Apply what you read —
1. In the Riverside garden post, how large is the overgrown strip of land being mulched beside the cottage plot?
2. Please reproduce the Riverside garden post word for word from "Today I have" to "milking Tansy .".

Excerpted passage —
------------------------------------------------------------------------
Today I have been totally alone at Riverside. A rare occurrence!
My youngest sproglet has been at a sleepover with her cousins.
The plans involved LOTS of outdoor work and gardening and general plot tidying.. and guess what, it has rained hard almost all day! Sod’s Law!
It is almost June and so cold that I have had to light a fire. The cottage was really chilly this morning when I came in from milking Tansy .
Amongst the jobs that I did complete, in the rain, were the planting out of some young vegetable plants that were in dire need of removing from their pots and trays. I have finished filling up the new wall planter! It will soon fill up as the plants mature and I look forward to having a bit more growing space.The planter replaces a rotten wood fence that fell down in the gusty wind we had the other day. So it is making use of space that was previously unused for growing. Every little helps..as they say 😉
I earthed up the potatoes again, weeded the pea bed and planted out four courgette plants,that were getting far too big for the large pots they were in.
The hostas and ferns that fill a shady corner here at Riverside have enjoyed the rain today. No slug holes in the hostas yet. Permaculture certainly seems to keep the pest species at bay, as the hardworking hedgehogs and toads that live here keep the slug population under control.
I have also planted out a variegated thyme, a red bergamot or bee balm, a pineapple mint, which is also variegated and some walking onions!. My first planting of those here! ….and I harvested yet more rhubarb! I am seriously impressed with the crop of rhubarb this year.The mulch of horse manure I gave the young rhubarb plant last autumn has made a huge difference.
So all in all a fairly productive day even if I did get wet. But I still have so much to do..
I have started mulching an area of really overgrown land that runs beside my cottage plot.
I have been using all my spent straw/ hay and goat bedding over the last 6 months or so to deeply cover a completely wild area of thick nettles, grass and other perennial weeds.
Mulching has really helped reduce the nettles and is an ongoing process.
I have also laid some cardboard down to clear a small area ready for a deep bed, of home-made compost but to be totally honest I have a long way to go before it is anywhere near ready and I may just turn the animals out in it, for a month or so, just to eat it down a bit first, before I continue to do anything else out there.
I am feeling a bit despondent that I can’t get it sorted faster. But maybe it is meant to be a slow process, so that I get to work out where I will put plants and so I have time to save up for the purchase of trees and perennials to fill it!
The weeds are growing faster than I can deal with them on my own by hand. ..but still the mulching goes on…I won’t give up.
All in all it is about a tenth of an acre. It is set out in a long uneven strip..widening at the bottom as it reaches the slope up to the riverbank.
Up by the river I aim to plant some willow for goat forage and weaving and so the roots help keep the soil in place.
I want it to be beautiful as well as productive.. but I have a feeling it is going to take me some time to get to that stage.
Luckily I am very patient!
Thanks for reading my random wafflings. It is always a pleasure to get feedback and comments.
------------------------------------------------------------------------
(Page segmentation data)

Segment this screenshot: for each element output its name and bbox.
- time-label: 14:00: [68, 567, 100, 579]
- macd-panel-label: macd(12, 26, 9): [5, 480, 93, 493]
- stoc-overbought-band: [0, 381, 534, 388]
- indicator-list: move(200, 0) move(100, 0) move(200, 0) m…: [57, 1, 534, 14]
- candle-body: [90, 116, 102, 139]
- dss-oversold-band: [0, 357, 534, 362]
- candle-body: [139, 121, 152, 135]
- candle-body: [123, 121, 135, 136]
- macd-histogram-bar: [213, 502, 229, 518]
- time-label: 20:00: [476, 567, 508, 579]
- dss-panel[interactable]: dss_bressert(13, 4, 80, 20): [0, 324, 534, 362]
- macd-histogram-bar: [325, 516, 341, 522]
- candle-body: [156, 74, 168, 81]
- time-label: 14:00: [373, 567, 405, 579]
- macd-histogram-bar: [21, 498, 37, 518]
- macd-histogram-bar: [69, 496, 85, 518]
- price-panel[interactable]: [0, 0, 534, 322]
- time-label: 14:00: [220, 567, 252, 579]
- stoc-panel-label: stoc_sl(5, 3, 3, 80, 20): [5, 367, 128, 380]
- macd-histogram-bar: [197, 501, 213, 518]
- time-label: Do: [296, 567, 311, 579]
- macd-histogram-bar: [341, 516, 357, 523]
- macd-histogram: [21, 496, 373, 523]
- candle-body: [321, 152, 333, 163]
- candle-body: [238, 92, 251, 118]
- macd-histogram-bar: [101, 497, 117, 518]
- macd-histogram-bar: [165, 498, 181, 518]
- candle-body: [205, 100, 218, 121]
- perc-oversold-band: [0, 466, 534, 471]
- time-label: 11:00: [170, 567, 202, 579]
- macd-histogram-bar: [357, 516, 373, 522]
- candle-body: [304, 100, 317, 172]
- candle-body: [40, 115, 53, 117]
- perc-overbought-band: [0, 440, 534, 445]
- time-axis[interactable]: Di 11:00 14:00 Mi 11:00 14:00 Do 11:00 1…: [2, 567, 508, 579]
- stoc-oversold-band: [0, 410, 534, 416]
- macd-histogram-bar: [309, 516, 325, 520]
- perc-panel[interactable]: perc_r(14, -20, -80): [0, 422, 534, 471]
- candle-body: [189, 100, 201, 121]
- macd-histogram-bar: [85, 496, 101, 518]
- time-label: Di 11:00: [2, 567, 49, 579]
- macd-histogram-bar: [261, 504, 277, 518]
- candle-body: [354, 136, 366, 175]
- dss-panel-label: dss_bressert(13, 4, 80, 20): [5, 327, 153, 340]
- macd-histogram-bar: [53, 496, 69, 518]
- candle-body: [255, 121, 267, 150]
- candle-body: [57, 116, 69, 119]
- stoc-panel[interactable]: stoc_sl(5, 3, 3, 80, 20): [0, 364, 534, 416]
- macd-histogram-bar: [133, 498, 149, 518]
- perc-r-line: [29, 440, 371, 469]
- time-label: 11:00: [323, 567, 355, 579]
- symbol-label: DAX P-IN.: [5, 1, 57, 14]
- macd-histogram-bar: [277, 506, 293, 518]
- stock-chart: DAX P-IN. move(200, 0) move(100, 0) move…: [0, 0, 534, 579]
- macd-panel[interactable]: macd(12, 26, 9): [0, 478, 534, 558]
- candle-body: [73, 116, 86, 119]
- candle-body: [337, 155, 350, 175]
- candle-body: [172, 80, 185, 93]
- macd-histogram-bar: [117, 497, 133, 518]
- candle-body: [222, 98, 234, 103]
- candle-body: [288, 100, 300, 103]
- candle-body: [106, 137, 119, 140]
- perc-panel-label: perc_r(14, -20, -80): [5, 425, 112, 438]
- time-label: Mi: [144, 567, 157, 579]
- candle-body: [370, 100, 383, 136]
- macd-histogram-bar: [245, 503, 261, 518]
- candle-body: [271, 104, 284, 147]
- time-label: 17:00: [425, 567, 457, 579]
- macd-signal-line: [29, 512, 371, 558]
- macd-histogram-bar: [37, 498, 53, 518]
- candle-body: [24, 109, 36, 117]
------------------------------------------------------------------------
Expected results —
1. It is about a tenth of an acre.

2.
Today I have been totally alone at Riverside. A rare occurrence!
My youngest sproglet has been at a sleepover with her cousins.
The plans involved LOTS of outdoor work and gardening and general plot tidying.. and guess what, it has rained hard almost all day! Sod’s Law!
It is almost June and so cold that I have had to light a fire. The cottage was really chilly this morning when I came in from milking Tansy .